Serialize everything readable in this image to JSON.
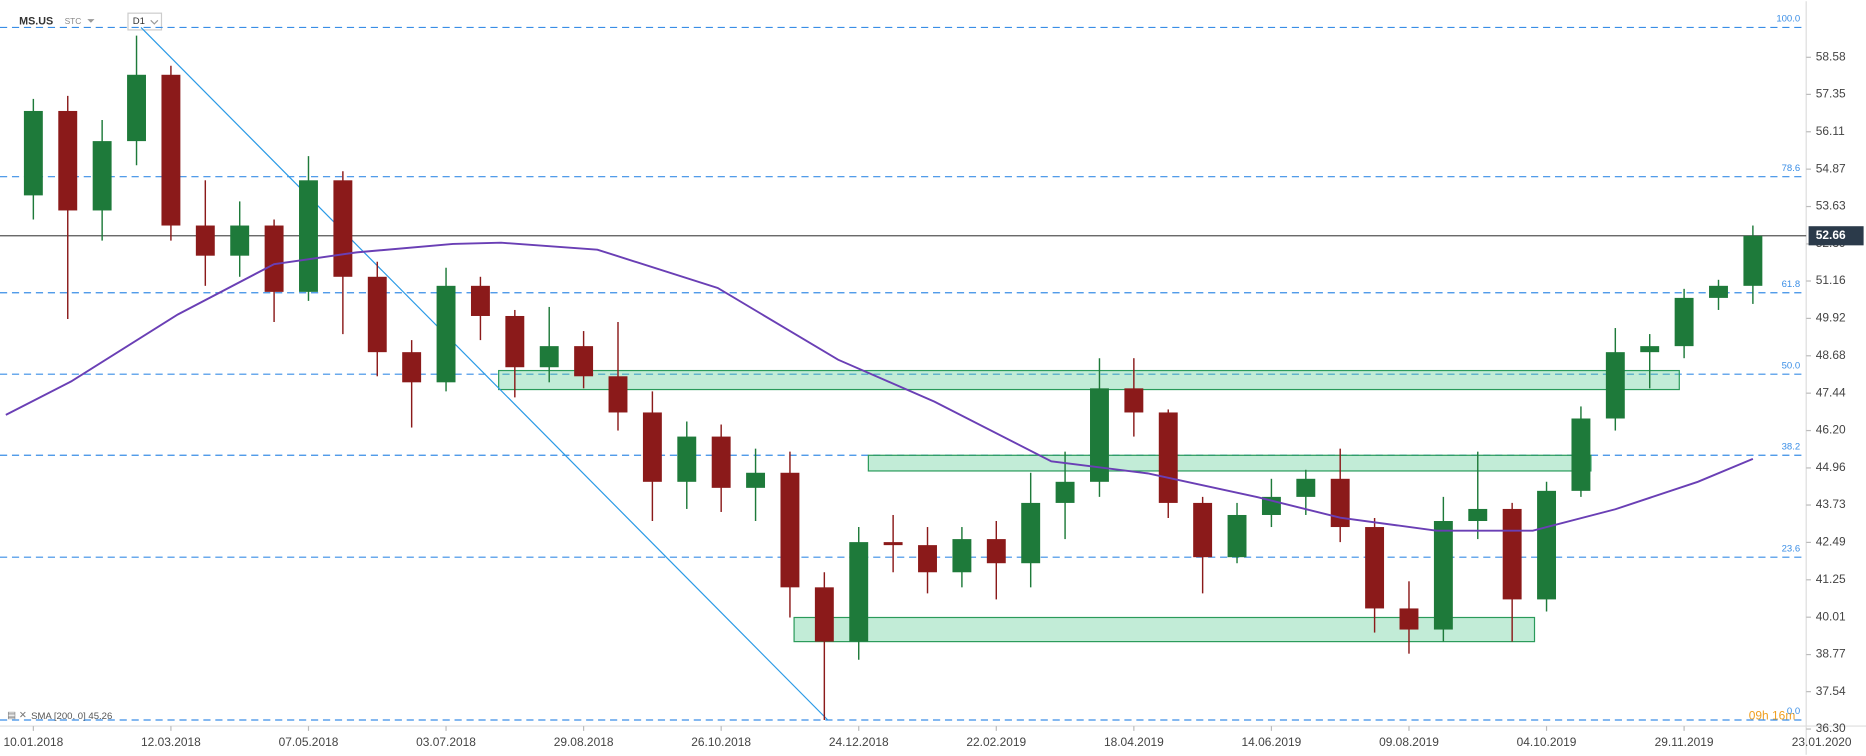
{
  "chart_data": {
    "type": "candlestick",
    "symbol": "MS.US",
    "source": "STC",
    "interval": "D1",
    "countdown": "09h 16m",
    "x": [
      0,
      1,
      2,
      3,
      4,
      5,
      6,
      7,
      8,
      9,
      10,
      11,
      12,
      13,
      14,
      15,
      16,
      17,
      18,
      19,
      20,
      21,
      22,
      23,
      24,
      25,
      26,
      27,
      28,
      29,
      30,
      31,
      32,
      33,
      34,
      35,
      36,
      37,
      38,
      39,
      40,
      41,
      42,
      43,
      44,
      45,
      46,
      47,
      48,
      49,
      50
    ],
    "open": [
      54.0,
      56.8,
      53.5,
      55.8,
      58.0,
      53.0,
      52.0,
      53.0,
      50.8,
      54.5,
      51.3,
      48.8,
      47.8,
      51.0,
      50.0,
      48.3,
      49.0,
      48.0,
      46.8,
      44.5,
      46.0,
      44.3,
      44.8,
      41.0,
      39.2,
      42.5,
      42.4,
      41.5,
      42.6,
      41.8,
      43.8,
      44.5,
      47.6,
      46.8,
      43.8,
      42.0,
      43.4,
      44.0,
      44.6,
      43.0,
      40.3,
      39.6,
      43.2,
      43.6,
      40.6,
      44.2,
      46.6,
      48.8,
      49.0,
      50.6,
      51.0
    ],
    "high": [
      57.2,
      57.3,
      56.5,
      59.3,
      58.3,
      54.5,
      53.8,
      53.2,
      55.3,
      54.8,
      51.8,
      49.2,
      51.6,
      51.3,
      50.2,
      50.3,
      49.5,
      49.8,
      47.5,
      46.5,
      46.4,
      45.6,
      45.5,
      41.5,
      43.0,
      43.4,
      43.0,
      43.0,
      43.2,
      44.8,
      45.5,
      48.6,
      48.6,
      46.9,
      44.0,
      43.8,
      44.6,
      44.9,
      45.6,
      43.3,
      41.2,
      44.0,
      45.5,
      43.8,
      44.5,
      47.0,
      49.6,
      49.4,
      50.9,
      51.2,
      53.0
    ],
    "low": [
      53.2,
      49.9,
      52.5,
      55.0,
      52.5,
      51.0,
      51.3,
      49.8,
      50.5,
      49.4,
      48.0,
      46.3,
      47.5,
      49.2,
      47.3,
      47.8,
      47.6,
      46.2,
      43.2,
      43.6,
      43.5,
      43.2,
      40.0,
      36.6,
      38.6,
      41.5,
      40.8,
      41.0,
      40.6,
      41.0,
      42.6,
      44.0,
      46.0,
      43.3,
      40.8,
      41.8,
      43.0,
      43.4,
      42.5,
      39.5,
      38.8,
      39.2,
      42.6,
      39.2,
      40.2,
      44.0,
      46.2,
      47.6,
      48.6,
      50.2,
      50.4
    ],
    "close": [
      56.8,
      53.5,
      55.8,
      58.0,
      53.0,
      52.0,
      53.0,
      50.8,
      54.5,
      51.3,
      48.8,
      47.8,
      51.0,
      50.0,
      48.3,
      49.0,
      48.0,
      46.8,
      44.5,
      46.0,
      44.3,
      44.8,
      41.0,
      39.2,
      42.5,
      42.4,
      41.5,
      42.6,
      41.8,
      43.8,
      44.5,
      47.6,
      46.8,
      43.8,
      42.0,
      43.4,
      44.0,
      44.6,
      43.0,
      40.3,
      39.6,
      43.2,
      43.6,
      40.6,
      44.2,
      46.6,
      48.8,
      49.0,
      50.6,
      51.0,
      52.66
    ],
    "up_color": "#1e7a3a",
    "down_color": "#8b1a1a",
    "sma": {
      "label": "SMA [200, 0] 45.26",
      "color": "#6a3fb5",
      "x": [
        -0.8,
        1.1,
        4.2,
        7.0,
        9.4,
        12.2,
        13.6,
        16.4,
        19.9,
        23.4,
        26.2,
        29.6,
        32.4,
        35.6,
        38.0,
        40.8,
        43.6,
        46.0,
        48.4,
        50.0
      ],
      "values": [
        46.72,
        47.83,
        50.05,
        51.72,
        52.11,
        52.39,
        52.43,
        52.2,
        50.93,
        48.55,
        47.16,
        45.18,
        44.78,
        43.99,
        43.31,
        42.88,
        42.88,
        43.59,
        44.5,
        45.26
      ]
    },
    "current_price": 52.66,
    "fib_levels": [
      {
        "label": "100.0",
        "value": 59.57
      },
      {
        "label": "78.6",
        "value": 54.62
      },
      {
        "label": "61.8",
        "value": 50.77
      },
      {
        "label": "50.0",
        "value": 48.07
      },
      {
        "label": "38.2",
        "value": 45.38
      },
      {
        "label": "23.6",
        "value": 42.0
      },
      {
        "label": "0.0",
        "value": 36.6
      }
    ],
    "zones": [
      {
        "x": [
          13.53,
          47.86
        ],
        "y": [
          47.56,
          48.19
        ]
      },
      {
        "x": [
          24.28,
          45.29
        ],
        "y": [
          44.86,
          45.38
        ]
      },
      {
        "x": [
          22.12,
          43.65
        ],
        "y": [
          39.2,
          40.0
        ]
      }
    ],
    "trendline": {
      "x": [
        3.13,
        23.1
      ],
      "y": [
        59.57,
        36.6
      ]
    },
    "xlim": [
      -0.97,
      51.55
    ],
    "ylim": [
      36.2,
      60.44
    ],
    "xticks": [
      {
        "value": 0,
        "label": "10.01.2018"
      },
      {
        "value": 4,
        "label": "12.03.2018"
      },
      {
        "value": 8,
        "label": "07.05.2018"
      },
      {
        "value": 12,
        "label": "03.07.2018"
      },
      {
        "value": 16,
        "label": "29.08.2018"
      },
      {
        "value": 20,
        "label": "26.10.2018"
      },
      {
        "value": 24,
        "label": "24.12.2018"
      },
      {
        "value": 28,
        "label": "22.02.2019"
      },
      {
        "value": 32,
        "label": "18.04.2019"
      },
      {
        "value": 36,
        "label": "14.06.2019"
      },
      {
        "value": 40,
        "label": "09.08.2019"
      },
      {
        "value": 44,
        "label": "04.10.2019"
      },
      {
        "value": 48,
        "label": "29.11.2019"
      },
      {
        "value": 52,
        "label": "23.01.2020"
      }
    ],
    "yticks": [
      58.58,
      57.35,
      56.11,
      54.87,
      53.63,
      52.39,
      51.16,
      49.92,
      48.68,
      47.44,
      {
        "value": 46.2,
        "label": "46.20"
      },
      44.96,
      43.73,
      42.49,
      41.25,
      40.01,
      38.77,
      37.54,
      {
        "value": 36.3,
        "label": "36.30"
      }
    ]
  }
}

▶ _What needs to be done_
Reproduce the records, all of them, word for word; omit the pictures.

▶ _Answer in full_
Serialize everything readable in this image to JSON.
{
  "chart_data": {
    "type": "candlestick",
    "symbol": "MS.US",
    "source": "STC",
    "interval": "D1",
    "countdown": "09h 16m",
    "x": [
      0,
      1,
      2,
      3,
      4,
      5,
      6,
      7,
      8,
      9,
      10,
      11,
      12,
      13,
      14,
      15,
      16,
      17,
      18,
      19,
      20,
      21,
      22,
      23,
      24,
      25,
      26,
      27,
      28,
      29,
      30,
      31,
      32,
      33,
      34,
      35,
      36,
      37,
      38,
      39,
      40,
      41,
      42,
      43,
      44,
      45,
      46,
      47,
      48,
      49,
      50
    ],
    "open": [
      54.0,
      56.8,
      53.5,
      55.8,
      58.0,
      53.0,
      52.0,
      53.0,
      50.8,
      54.5,
      51.3,
      48.8,
      47.8,
      51.0,
      50.0,
      48.3,
      49.0,
      48.0,
      46.8,
      44.5,
      46.0,
      44.3,
      44.8,
      41.0,
      39.2,
      42.5,
      42.4,
      41.5,
      42.6,
      41.8,
      43.8,
      44.5,
      47.6,
      46.8,
      43.8,
      42.0,
      43.4,
      44.0,
      44.6,
      43.0,
      40.3,
      39.6,
      43.2,
      43.6,
      40.6,
      44.2,
      46.6,
      48.8,
      49.0,
      50.6,
      51.0
    ],
    "high": [
      57.2,
      57.3,
      56.5,
      59.3,
      58.3,
      54.5,
      53.8,
      53.2,
      55.3,
      54.8,
      51.8,
      49.2,
      51.6,
      51.3,
      50.2,
      50.3,
      49.5,
      49.8,
      47.5,
      46.5,
      46.4,
      45.6,
      45.5,
      41.5,
      43.0,
      43.4,
      43.0,
      43.0,
      43.2,
      44.8,
      45.5,
      48.6,
      48.6,
      46.9,
      44.0,
      43.8,
      44.6,
      44.9,
      45.6,
      43.3,
      41.2,
      44.0,
      45.5,
      43.8,
      44.5,
      47.0,
      49.6,
      49.4,
      50.9,
      51.2,
      53.0
    ],
    "low": [
      53.2,
      49.9,
      52.5,
      55.0,
      52.5,
      51.0,
      51.3,
      49.8,
      50.5,
      49.4,
      48.0,
      46.3,
      47.5,
      49.2,
      47.3,
      47.8,
      47.6,
      46.2,
      43.2,
      43.6,
      43.5,
      43.2,
      40.0,
      36.6,
      38.6,
      41.5,
      40.8,
      41.0,
      40.6,
      41.0,
      42.6,
      44.0,
      46.0,
      43.3,
      40.8,
      41.8,
      43.0,
      43.4,
      42.5,
      39.5,
      38.8,
      39.2,
      42.6,
      39.2,
      40.2,
      44.0,
      46.2,
      47.6,
      48.6,
      50.2,
      50.4
    ],
    "close": [
      56.8,
      53.5,
      55.8,
      58.0,
      53.0,
      52.0,
      53.0,
      50.8,
      54.5,
      51.3,
      48.8,
      47.8,
      51.0,
      50.0,
      48.3,
      49.0,
      48.0,
      46.8,
      44.5,
      46.0,
      44.3,
      44.8,
      41.0,
      39.2,
      42.5,
      42.4,
      41.5,
      42.6,
      41.8,
      43.8,
      44.5,
      47.6,
      46.8,
      43.8,
      42.0,
      43.4,
      44.0,
      44.6,
      43.0,
      40.3,
      39.6,
      43.2,
      43.6,
      40.6,
      44.2,
      46.6,
      48.8,
      49.0,
      50.6,
      51.0,
      52.66
    ],
    "up_color": "#1e7a3a",
    "down_color": "#8b1a1a",
    "sma": {
      "label": "SMA [200, 0] 45.26",
      "color": "#6a3fb5",
      "x": [
        -0.8,
        1.1,
        4.2,
        7.0,
        9.4,
        12.2,
        13.6,
        16.4,
        19.9,
        23.4,
        26.2,
        29.6,
        32.4,
        35.6,
        38.0,
        40.8,
        43.6,
        46.0,
        48.4,
        50.0
      ],
      "values": [
        46.72,
        47.83,
        50.05,
        51.72,
        52.11,
        52.39,
        52.43,
        52.2,
        50.93,
        48.55,
        47.16,
        45.18,
        44.78,
        43.99,
        43.31,
        42.88,
        42.88,
        43.59,
        44.5,
        45.26
      ]
    },
    "current_price": 52.66,
    "fib_levels": [
      {
        "label": "100.0",
        "value": 59.57
      },
      {
        "label": "78.6",
        "value": 54.62
      },
      {
        "label": "61.8",
        "value": 50.77
      },
      {
        "label": "50.0",
        "value": 48.07
      },
      {
        "label": "38.2",
        "value": 45.38
      },
      {
        "label": "23.6",
        "value": 42.0
      },
      {
        "label": "0.0",
        "value": 36.6
      }
    ],
    "zones": [
      {
        "x": [
          13.53,
          47.86
        ],
        "y": [
          47.56,
          48.19
        ]
      },
      {
        "x": [
          24.28,
          45.29
        ],
        "y": [
          44.86,
          45.38
        ]
      },
      {
        "x": [
          22.12,
          43.65
        ],
        "y": [
          39.2,
          40.0
        ]
      }
    ],
    "trendline": {
      "x": [
        3.13,
        23.1
      ],
      "y": [
        59.57,
        36.6
      ]
    },
    "xlim": [
      -0.97,
      51.55
    ],
    "ylim": [
      36.2,
      60.44
    ],
    "xticks": [
      {
        "value": 0,
        "label": "10.01.2018"
      },
      {
        "value": 4,
        "label": "12.03.2018"
      },
      {
        "value": 8,
        "label": "07.05.2018"
      },
      {
        "value": 12,
        "label": "03.07.2018"
      },
      {
        "value": 16,
        "label": "29.08.2018"
      },
      {
        "value": 20,
        "label": "26.10.2018"
      },
      {
        "value": 24,
        "label": "24.12.2018"
      },
      {
        "value": 28,
        "label": "22.02.2019"
      },
      {
        "value": 32,
        "label": "18.04.2019"
      },
      {
        "value": 36,
        "label": "14.06.2019"
      },
      {
        "value": 40,
        "label": "09.08.2019"
      },
      {
        "value": 44,
        "label": "04.10.2019"
      },
      {
        "value": 48,
        "label": "29.11.2019"
      },
      {
        "value": 52,
        "label": "23.01.2020"
      }
    ],
    "yticks": [
      58.58,
      57.35,
      56.11,
      54.87,
      53.63,
      52.39,
      51.16,
      49.92,
      48.68,
      47.44,
      {
        "value": 46.2,
        "label": "46.20"
      },
      44.96,
      43.73,
      42.49,
      41.25,
      40.01,
      38.77,
      37.54,
      {
        "value": 36.3,
        "label": "36.30"
      }
    ]
  }
}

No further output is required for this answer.